Passage
━━━

Is RIM Sinking. Is it time to Get Over It or can marketing or technology save it?
- Ayesha Nazir
- B2B, Blackberry, Business, BYOD, canada, consulting, devices, ICT, Marketing, marketing consultants, marketing strategy
I launched the first blackberry for a leading Canadian Operator back in 2003 as a product specialist. I was so much in love with this device that I ended up getting an ulcer due to lack of sleep and stress to be a perfectionist and almost 20 hours of work each day for several months….So much has changed over the last 12 years…..we saw the rise and fall of one of the greatest technology stories of Canada. The topic today is whether Blackberry sucks and with almost 1% global market share what is in store for this brand. Should we get over and agree with Knowlton? As users and opinion makers – Your opinion matters to put things in perspective for all of us. So I highly encourage you to comment.
I love the start of the article by Knowlton……Those who shout the loudest often have the least to say. But I don’t agree with this comment – yes Blackberry has been shouting but they have effectively re-positioned themselves to be an enterprise player only which was there key to success initially. The question is whether this is the right strategy with things like BYOD (Bring your own device), MDM (Mobile Device Management), Application Management and other several other security products in market today. Most importantly, most enterprise globally are under duress to cut costs and improve productivity. Is security such a huge play anymore with so many options. What trumps – security, design, price, features, ease of use??
Jacob Serebrin’s article,Falling Out of Love with Blackberry, tells the tale of a man once mightly impressed with the Canadian brand’s smartphones, only to realize that today, better options for consumers at exist. True that Haters are shouting loud and clear.
The first “smartphone” I ever got my hands on was a BlackBerry 5000 series. I still have it in my cupboard as one of the 25 products I launched in last 12 years for an operator. Glorified feature phone though it was, I decided, at the time, and gave me the email and phone capability – I found it to be the coolest thing ever. I then got the iDEN capable Blackberry 6510. The first smartphone I bought was a Torch. After switching to an iPhone 3 which is another device i launced for an operator on the B2B side, I dabbled with a Andriod Samsung S3 briefly before trying a Z10, which I used for six months.
Now, under CEO John Chen, BlackBerry is pursuing, albeit half-heartedly, the enterprise side of things (as it should, in my opinion). The other ship sailed a long time ago, and Chen knows this.
Currently, I own an iPhone 6 Plus. Am I satisfied with it – NO – as the screen broke on me despite having a protection and I have visited their Apple Store atleast three times to find they don’t have the machine to replace the glass on the screen. Will I switch to another phone if it gives me the features I am looking for. Absolutely.
For me – I used to be an enterprise stakeholder but I have a different perspective since leaving my job – I’m an educated consumer and a previous user of Blackberry. I do marketing and technology consulting and implementation for a living. I’ve tried every smartphone out there, and I’ve used multiple BlackBerry’s as my primary mobile device for years. I’ve been following BlackBerry closely for more than half a decade. No one can say I haven’t given the company’s products a fair shake. I cared enough about BlackBerry to get an ulcer for it, launch it, defend it, to justify my ownership of its products, to believe in its future. The question for me today after seeing the article from Knowlton Thomas is whether I agree and you agree with his comments.
See, here’s the question: for consumers and enterprise users, Does BlackBerry really suck? Is RIM sinking? Does it have a chance to recover to its past glory? Has the ship sailed? Would love your opinion and thoughts on this?
Sincerely Marketing Technology consultant, Technology Marketing Implementation Expert, Consumer, Small Business Owner and ex- Enterprise.

━━━

Provided material
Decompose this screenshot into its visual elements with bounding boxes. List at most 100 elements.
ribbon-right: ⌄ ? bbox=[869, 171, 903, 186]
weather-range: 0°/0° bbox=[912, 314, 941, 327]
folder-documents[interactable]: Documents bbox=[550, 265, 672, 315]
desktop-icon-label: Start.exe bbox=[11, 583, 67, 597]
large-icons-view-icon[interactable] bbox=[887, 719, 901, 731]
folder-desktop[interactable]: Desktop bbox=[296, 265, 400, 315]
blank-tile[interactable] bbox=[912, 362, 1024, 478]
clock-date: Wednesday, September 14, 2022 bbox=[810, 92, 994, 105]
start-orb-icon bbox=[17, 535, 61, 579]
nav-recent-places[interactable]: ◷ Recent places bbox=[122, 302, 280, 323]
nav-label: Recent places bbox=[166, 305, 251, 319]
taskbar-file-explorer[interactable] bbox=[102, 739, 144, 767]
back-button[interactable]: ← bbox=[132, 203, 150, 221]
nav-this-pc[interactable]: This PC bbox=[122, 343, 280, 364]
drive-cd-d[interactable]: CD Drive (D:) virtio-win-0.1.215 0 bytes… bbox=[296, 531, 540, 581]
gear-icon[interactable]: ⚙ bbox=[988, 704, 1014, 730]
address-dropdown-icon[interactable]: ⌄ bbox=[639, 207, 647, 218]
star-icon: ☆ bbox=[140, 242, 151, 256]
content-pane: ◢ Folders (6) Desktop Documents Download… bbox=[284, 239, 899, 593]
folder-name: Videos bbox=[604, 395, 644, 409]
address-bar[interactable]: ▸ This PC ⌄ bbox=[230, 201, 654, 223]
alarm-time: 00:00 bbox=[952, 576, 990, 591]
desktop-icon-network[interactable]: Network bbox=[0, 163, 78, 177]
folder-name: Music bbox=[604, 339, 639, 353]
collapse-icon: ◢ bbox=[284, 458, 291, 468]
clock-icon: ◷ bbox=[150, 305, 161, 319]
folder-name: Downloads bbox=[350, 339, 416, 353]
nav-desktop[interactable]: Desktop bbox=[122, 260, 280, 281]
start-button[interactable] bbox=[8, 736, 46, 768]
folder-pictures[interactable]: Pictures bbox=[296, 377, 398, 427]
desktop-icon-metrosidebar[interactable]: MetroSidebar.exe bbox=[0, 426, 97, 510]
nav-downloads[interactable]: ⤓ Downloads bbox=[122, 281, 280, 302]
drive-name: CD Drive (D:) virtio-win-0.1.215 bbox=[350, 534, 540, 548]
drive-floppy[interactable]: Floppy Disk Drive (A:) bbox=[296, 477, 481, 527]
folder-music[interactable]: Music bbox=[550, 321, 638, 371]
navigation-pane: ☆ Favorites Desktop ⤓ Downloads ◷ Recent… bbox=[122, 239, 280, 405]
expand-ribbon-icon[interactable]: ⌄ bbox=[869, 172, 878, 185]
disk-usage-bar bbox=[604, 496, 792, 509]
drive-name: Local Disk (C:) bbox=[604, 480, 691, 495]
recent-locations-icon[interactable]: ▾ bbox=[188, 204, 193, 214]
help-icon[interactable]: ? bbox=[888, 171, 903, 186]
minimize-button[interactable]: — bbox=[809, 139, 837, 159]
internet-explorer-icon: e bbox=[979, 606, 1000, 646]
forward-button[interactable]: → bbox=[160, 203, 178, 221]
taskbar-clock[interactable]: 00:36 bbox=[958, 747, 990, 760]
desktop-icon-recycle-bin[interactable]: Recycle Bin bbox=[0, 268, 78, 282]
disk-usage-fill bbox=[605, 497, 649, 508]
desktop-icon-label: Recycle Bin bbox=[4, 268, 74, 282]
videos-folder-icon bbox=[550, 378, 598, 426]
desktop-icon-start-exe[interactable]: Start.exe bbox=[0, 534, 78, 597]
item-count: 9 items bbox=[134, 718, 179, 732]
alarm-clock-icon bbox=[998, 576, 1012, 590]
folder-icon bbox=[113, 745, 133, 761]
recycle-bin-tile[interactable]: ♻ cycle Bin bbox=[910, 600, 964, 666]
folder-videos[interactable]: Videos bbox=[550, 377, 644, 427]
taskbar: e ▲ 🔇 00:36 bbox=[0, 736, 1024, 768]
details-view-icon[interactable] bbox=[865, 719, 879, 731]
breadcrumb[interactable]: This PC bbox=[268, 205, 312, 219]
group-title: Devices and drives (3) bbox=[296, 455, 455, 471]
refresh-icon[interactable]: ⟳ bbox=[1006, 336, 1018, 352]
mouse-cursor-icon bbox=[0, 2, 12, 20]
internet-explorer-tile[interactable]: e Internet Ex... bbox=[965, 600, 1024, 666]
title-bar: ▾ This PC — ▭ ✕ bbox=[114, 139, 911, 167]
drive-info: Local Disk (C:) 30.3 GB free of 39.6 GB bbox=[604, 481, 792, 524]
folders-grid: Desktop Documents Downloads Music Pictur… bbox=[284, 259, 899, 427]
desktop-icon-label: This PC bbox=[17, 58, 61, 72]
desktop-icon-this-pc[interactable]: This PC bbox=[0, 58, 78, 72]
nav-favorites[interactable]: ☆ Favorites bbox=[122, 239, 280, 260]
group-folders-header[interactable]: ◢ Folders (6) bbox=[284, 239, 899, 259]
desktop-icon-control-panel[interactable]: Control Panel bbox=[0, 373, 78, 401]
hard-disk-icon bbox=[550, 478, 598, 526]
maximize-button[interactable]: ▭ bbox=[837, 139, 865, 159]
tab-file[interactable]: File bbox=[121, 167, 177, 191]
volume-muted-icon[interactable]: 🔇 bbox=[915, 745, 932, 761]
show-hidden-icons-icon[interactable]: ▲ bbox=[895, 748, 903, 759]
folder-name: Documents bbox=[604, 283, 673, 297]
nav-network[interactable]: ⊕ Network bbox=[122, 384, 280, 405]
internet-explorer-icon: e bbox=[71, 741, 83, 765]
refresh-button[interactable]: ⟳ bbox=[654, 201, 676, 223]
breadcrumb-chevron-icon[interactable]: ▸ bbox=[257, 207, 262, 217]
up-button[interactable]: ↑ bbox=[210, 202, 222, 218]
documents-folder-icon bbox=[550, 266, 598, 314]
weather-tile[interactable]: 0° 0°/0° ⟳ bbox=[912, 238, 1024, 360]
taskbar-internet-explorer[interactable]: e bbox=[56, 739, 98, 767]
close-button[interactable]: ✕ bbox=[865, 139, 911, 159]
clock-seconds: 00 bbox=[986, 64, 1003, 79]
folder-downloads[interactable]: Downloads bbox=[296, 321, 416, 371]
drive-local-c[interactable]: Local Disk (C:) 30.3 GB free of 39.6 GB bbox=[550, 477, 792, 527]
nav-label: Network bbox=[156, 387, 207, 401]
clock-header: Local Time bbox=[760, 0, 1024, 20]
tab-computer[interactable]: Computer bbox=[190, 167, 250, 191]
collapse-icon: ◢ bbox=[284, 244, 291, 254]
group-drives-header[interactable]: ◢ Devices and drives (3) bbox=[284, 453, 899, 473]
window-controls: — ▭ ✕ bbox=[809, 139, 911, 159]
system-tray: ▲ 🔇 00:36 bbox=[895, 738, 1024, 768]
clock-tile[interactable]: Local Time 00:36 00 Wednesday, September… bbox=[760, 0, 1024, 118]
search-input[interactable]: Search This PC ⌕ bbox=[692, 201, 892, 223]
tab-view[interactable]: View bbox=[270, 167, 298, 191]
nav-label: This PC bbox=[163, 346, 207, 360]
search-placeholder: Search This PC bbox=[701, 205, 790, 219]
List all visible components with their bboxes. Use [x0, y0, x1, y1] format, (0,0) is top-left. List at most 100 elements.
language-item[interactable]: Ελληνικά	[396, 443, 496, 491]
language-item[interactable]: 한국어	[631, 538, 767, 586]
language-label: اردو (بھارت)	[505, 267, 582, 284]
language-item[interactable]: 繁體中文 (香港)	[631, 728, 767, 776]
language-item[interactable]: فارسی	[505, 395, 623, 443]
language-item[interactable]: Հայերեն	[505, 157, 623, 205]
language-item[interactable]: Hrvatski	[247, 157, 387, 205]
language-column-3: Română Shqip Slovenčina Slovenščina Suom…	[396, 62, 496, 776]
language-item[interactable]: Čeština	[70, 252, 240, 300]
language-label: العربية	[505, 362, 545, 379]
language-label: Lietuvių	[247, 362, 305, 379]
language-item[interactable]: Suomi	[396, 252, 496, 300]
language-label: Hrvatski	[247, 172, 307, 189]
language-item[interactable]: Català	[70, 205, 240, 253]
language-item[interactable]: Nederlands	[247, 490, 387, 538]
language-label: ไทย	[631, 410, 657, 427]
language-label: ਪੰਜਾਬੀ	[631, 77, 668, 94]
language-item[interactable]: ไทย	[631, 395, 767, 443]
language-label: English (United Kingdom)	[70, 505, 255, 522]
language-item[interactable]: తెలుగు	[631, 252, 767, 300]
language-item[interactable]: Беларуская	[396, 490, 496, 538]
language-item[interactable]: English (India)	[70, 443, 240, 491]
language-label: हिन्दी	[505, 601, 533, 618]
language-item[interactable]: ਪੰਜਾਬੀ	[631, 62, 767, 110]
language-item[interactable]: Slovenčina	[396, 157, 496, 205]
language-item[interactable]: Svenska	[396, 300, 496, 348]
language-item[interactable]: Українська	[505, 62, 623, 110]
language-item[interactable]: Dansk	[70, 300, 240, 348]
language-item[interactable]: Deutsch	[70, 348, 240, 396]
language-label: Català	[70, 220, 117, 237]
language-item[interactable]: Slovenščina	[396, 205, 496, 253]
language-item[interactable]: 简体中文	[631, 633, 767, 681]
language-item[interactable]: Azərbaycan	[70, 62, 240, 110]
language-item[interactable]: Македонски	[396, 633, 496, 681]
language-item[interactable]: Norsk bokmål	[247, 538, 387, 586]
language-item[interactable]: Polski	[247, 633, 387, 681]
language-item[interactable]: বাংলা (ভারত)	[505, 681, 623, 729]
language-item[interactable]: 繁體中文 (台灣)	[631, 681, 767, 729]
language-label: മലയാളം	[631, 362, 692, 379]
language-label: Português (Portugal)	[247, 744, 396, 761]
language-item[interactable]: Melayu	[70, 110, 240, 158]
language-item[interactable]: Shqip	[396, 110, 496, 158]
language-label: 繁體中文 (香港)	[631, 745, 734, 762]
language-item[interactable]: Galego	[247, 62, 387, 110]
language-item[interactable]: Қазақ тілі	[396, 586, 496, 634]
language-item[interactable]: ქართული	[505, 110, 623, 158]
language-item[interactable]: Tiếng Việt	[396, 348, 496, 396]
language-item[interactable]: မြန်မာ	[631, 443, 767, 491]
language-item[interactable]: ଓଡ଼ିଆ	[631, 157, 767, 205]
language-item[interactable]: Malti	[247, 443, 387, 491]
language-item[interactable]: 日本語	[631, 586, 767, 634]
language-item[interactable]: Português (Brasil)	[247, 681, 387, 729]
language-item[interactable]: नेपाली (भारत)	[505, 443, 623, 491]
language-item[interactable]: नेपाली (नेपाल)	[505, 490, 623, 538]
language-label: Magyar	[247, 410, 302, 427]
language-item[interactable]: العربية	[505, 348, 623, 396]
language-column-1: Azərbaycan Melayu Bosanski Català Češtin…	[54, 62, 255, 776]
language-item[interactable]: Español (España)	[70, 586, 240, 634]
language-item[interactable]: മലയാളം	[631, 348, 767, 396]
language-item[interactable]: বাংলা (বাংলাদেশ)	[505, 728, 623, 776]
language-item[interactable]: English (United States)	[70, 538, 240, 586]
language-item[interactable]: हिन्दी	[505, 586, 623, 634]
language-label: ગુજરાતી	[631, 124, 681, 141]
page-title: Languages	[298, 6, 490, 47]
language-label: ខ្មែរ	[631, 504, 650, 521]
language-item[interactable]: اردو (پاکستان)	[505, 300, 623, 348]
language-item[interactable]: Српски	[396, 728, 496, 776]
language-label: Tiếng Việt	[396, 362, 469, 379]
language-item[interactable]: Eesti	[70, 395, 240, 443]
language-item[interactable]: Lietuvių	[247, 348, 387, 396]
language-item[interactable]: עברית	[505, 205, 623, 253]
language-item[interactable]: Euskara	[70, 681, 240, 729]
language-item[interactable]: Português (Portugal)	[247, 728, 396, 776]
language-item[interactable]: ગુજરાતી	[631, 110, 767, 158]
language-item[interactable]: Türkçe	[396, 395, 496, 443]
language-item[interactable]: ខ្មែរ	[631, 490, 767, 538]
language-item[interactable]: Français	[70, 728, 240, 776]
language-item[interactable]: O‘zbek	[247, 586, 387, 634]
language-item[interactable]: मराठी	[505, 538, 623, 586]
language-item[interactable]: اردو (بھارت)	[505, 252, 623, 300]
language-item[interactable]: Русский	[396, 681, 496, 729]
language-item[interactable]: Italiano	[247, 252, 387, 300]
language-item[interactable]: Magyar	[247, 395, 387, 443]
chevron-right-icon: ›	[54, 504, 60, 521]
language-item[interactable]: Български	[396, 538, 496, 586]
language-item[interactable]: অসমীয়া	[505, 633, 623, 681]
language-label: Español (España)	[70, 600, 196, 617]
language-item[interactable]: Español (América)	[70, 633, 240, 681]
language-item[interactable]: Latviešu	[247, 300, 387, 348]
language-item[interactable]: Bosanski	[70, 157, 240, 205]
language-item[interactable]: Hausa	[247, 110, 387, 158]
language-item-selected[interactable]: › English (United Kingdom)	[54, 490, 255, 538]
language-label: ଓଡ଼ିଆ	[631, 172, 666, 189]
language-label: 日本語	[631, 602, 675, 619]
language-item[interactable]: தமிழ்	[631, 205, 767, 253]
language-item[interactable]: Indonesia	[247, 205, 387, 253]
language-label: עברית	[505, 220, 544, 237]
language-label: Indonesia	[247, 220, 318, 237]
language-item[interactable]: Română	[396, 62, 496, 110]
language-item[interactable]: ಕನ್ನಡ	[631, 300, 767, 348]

━━━

Required action 1
According to the BlackBerry post, in what year did the writer launch the first BlackBerry for a leading Canadian operator?
Required action 2
Copy out the part of the BlackBerry post starting with "Currently, I own" and going on through "looking for. Absolutely.".
The data has nothing to do with what you're asked to do here.

Written answer 1
2003

Written answer 2
Currently, I own an iPhone 6 Plus. Am I satisfied with it – NO – as the screen broke on me despite having a protection and I have visited their Apple Store atleast three times to find they don’t have the machine to replace the glass on the screen. Will I switch to another phone if it gives me the features I am looking for. Absolutely.